EXERCISE TASK ::
Quote the data below verbatim, line by line, from start to finish.

···

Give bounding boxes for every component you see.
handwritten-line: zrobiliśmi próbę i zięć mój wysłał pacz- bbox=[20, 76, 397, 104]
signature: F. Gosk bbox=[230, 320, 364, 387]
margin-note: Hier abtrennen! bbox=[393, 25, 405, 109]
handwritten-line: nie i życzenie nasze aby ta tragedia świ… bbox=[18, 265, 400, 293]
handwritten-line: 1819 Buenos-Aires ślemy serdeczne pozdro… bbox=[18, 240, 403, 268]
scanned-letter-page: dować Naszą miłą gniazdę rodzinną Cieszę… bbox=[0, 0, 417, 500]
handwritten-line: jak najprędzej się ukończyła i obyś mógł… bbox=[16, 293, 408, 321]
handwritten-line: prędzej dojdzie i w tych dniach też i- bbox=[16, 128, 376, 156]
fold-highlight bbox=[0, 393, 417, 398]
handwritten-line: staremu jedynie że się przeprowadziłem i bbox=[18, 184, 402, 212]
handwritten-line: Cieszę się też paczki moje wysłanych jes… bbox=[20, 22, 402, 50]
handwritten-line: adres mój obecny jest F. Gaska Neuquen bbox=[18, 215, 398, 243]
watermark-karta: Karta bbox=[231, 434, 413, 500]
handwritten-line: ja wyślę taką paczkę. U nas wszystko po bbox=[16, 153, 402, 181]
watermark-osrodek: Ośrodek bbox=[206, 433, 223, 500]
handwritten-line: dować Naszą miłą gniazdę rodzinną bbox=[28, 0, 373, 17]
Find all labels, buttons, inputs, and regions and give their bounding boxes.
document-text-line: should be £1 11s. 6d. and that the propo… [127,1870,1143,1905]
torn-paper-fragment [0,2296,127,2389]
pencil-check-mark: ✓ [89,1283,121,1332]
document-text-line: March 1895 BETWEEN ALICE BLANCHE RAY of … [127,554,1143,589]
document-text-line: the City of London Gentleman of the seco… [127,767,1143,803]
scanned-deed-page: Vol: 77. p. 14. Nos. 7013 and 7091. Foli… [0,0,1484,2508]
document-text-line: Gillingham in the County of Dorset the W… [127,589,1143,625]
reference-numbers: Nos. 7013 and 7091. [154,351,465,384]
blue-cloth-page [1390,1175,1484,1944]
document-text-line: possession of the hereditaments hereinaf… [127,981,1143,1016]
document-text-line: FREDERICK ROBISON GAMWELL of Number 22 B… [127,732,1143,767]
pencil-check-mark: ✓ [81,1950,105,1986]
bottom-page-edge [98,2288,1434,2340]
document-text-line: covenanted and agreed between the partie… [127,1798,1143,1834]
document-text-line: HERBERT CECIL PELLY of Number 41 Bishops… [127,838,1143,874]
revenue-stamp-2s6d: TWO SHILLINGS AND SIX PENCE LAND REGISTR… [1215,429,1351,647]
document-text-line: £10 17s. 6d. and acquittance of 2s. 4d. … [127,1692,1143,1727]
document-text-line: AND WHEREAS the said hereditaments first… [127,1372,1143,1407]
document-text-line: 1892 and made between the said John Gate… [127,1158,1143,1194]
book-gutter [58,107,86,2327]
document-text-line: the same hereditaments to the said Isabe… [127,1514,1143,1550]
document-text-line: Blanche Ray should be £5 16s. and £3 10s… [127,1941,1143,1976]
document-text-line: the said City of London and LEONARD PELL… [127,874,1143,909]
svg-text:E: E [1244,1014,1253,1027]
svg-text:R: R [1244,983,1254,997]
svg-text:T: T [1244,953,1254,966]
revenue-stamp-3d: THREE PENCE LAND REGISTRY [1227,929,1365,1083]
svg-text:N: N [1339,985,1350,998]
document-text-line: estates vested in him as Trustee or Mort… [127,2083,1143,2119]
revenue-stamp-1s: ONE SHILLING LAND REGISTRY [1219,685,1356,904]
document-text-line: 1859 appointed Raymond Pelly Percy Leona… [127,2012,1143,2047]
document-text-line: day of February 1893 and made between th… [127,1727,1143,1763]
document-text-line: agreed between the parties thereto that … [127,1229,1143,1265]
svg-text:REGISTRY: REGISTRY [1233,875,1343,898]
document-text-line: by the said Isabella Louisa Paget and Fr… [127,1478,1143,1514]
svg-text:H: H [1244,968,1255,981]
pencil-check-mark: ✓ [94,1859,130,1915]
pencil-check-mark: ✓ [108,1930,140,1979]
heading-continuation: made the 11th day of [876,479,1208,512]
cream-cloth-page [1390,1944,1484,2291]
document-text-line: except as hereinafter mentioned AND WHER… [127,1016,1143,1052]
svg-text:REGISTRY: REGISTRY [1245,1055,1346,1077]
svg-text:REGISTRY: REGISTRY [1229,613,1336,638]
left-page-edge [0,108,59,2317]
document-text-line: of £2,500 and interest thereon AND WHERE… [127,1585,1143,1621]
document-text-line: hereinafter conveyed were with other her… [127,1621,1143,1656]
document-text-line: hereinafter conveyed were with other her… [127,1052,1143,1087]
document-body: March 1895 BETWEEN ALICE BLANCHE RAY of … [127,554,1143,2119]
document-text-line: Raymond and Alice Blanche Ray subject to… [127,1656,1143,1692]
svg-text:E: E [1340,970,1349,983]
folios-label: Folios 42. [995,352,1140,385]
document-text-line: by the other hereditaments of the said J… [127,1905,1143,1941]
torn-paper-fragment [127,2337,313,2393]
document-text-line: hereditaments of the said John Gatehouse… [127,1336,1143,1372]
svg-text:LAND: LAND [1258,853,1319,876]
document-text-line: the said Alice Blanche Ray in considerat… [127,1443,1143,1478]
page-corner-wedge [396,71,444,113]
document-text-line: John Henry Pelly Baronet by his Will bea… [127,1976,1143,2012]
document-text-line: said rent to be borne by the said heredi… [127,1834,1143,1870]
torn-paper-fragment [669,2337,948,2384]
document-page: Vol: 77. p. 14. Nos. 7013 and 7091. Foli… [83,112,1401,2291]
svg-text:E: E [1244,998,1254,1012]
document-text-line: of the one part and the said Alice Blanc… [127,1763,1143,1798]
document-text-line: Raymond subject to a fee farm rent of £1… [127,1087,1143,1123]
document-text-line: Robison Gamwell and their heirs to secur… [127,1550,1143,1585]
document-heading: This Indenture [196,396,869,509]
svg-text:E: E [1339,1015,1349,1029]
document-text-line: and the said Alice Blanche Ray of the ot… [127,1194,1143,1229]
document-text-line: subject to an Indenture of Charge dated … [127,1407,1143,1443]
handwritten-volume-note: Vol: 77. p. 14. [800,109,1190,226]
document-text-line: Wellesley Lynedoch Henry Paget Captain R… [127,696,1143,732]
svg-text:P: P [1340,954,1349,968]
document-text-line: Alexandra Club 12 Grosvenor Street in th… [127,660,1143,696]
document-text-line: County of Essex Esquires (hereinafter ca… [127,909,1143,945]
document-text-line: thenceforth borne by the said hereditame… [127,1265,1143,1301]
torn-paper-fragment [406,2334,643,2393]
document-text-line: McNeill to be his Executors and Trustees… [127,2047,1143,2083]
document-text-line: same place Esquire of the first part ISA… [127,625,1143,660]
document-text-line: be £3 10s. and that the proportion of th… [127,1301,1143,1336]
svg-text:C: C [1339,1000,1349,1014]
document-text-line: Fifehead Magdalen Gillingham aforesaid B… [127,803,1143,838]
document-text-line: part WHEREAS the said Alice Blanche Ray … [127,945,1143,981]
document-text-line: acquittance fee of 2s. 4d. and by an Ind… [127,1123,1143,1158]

···

COMPLETE ANSWER ::
Give bounding boxes for every component you see.
handwritten-line: zrobiliśmi próbę i zięć mój wysłał pacz- bbox=[20, 76, 397, 104]
signature: F. Gosk bbox=[230, 320, 364, 387]
margin-note: Hier abtrennen! bbox=[393, 25, 405, 109]
handwritten-line: nie i życzenie nasze aby ta tragedia świ… bbox=[18, 265, 400, 293]
handwritten-line: 1819 Buenos-Aires ślemy serdeczne pozdro… bbox=[18, 240, 403, 268]
scanned-letter-page: dować Naszą miłą gniazdę rodzinną Cieszę… bbox=[0, 0, 417, 500]
handwritten-line: jak najprędzej się ukończyła i obyś mógł… bbox=[16, 293, 408, 321]
handwritten-line: prędzej dojdzie i w tych dniach też i- bbox=[16, 128, 376, 156]
fold-highlight bbox=[0, 393, 417, 398]
handwritten-line: staremu jedynie że się przeprowadziłem i bbox=[18, 184, 402, 212]
handwritten-line: Cieszę się też paczki moje wysłanych jes… bbox=[20, 22, 402, 50]
handwritten-line: adres mój obecny jest F. Gaska Neuquen bbox=[18, 215, 398, 243]
watermark-karta: Karta bbox=[231, 434, 413, 500]
handwritten-line: ja wyślę taką paczkę. U nas wszystko po bbox=[16, 153, 402, 181]
watermark-osrodek: Ośrodek bbox=[206, 433, 223, 500]
handwritten-line: dować Naszą miłą gniazdę rodzinną bbox=[28, 0, 373, 17]
Find all labels, buttons, inputs, and regions and give their bounding boxes.
document-text-line: should be £1 11s. 6d. and that the propo… [127,1870,1143,1905]
torn-paper-fragment [0,2296,127,2389]
pencil-check-mark: ✓ [89,1283,121,1332]
document-text-line: March 1895 BETWEEN ALICE BLANCHE RAY of … [127,554,1143,589]
document-text-line: the City of London Gentleman of the seco… [127,767,1143,803]
scanned-deed-page: Vol: 77. p. 14. Nos. 7013 and 7091. Foli… [0,0,1484,2508]
document-text-line: Gillingham in the County of Dorset the W… [127,589,1143,625]
reference-numbers: Nos. 7013 and 7091. [154,351,465,384]
blue-cloth-page [1390,1175,1484,1944]
document-text-line: possession of the hereditaments hereinaf… [127,981,1143,1016]
document-text-line: FREDERICK ROBISON GAMWELL of Number 22 B… [127,732,1143,767]
pencil-check-mark: ✓ [81,1950,105,1986]
bottom-page-edge [98,2288,1434,2340]
document-text-line: covenanted and agreed between the partie… [127,1798,1143,1834]
document-text-line: HERBERT CECIL PELLY of Number 41 Bishops… [127,838,1143,874]
revenue-stamp-2s6d: TWO SHILLINGS AND SIX PENCE LAND REGISTR… [1215,429,1351,647]
document-text-line: £10 17s. 6d. and acquittance of 2s. 4d. … [127,1692,1143,1727]
document-text-line: AND WHEREAS the said hereditaments first… [127,1372,1143,1407]
document-text-line: 1892 and made between the said John Gate… [127,1158,1143,1194]
book-gutter [58,107,86,2327]
document-text-line: the same hereditaments to the said Isabe… [127,1514,1143,1550]
document-text-line: Blanche Ray should be £5 16s. and £3 10s… [127,1941,1143,1976]
document-text-line: the said City of London and LEONARD PELL… [127,874,1143,909]
svg-text:E: E [1244,1014,1253,1027]
svg-text:R: R [1244,983,1254,997]
svg-text:T: T [1244,953,1254,966]
revenue-stamp-3d: THREE PENCE LAND REGISTRY [1227,929,1365,1083]
svg-text:N: N [1339,985,1350,998]
document-text-line: estates vested in him as Trustee or Mort… [127,2083,1143,2119]
revenue-stamp-1s: ONE SHILLING LAND REGISTRY [1219,685,1356,904]
document-text-line: 1859 appointed Raymond Pelly Percy Leona… [127,2012,1143,2047]
document-text-line: day of February 1893 and made between th… [127,1727,1143,1763]
document-text-line: agreed between the parties thereto that … [127,1229,1143,1265]
svg-text:REGISTRY: REGISTRY [1233,875,1343,898]
document-text-line: by the said Isabella Louisa Paget and Fr… [127,1478,1143,1514]
svg-text:H: H [1244,968,1255,981]
pencil-check-mark: ✓ [94,1859,130,1915]
pencil-check-mark: ✓ [108,1930,140,1979]
heading-continuation: made the 11th day of [876,479,1208,512]
cream-cloth-page [1390,1944,1484,2291]
document-text-line: except as hereinafter mentioned AND WHER… [127,1016,1143,1052]
svg-text:REGISTRY: REGISTRY [1245,1055,1346,1077]
svg-text:REGISTRY: REGISTRY [1229,613,1336,638]
left-page-edge [0,108,59,2317]
document-text-line: of £2,500 and interest thereon AND WHERE… [127,1585,1143,1621]
document-text-line: hereinafter conveyed were with other her… [127,1621,1143,1656]
document-text-line: hereinafter conveyed were with other her… [127,1052,1143,1087]
document-body: March 1895 BETWEEN ALICE BLANCHE RAY of … [127,554,1143,2119]
document-text-line: Raymond and Alice Blanche Ray subject to… [127,1656,1143,1692]
svg-text:E: E [1340,970,1349,983]
folios-label: Folios 42. [995,352,1140,385]
document-text-line: by the other hereditaments of the said J… [127,1905,1143,1941]
torn-paper-fragment [127,2337,313,2393]
document-text-line: hereditaments of the said John Gatehouse… [127,1336,1143,1372]
svg-text:LAND: LAND [1258,853,1319,876]
document-text-line: the said Alice Blanche Ray in considerat… [127,1443,1143,1478]
page-corner-wedge [396,71,444,113]
document-text-line: John Henry Pelly Baronet by his Will bea… [127,1976,1143,2012]
document-text-line: said rent to be borne by the said heredi… [127,1834,1143,1870]
torn-paper-fragment [669,2337,948,2384]
document-page: Vol: 77. p. 14. Nos. 7013 and 7091. Foli… [83,112,1401,2291]
svg-text:E: E [1244,998,1254,1012]
document-text-line: of the one part and the said Alice Blanc… [127,1763,1143,1798]
document-text-line: Raymond subject to a fee farm rent of £1… [127,1087,1143,1123]
document-text-line: Robison Gamwell and their heirs to secur… [127,1550,1143,1585]
document-heading: This Indenture [196,396,869,509]
svg-text:E: E [1339,1015,1349,1029]
document-text-line: and the said Alice Blanche Ray of the ot… [127,1194,1143,1229]
document-text-line: subject to an Indenture of Charge dated … [127,1407,1143,1443]
handwritten-volume-note: Vol: 77. p. 14. [800,109,1190,226]
document-text-line: Wellesley Lynedoch Henry Paget Captain R… [127,696,1143,732]
svg-text:P: P [1340,954,1349,968]
document-text-line: Alexandra Club 12 Grosvenor Street in th… [127,660,1143,696]
document-text-line: County of Essex Esquires (hereinafter ca… [127,909,1143,945]
document-text-line: thenceforth borne by the said hereditame… [127,1265,1143,1301]
torn-paper-fragment [406,2334,643,2393]
document-text-line: McNeill to be his Executors and Trustees… [127,2047,1143,2083]
document-text-line: same place Esquire of the first part ISA… [127,625,1143,660]
document-text-line: be £3 10s. and that the proportion of th… [127,1301,1143,1336]
svg-text:C: C [1339,1000,1349,1014]
document-text-line: Fifehead Magdalen Gillingham aforesaid B… [127,803,1143,838]
document-text-line: part WHEREAS the said Alice Blanche Ray … [127,945,1143,981]
document-text-line: acquittance fee of 2s. 4d. and by an Ind… [127,1123,1143,1158]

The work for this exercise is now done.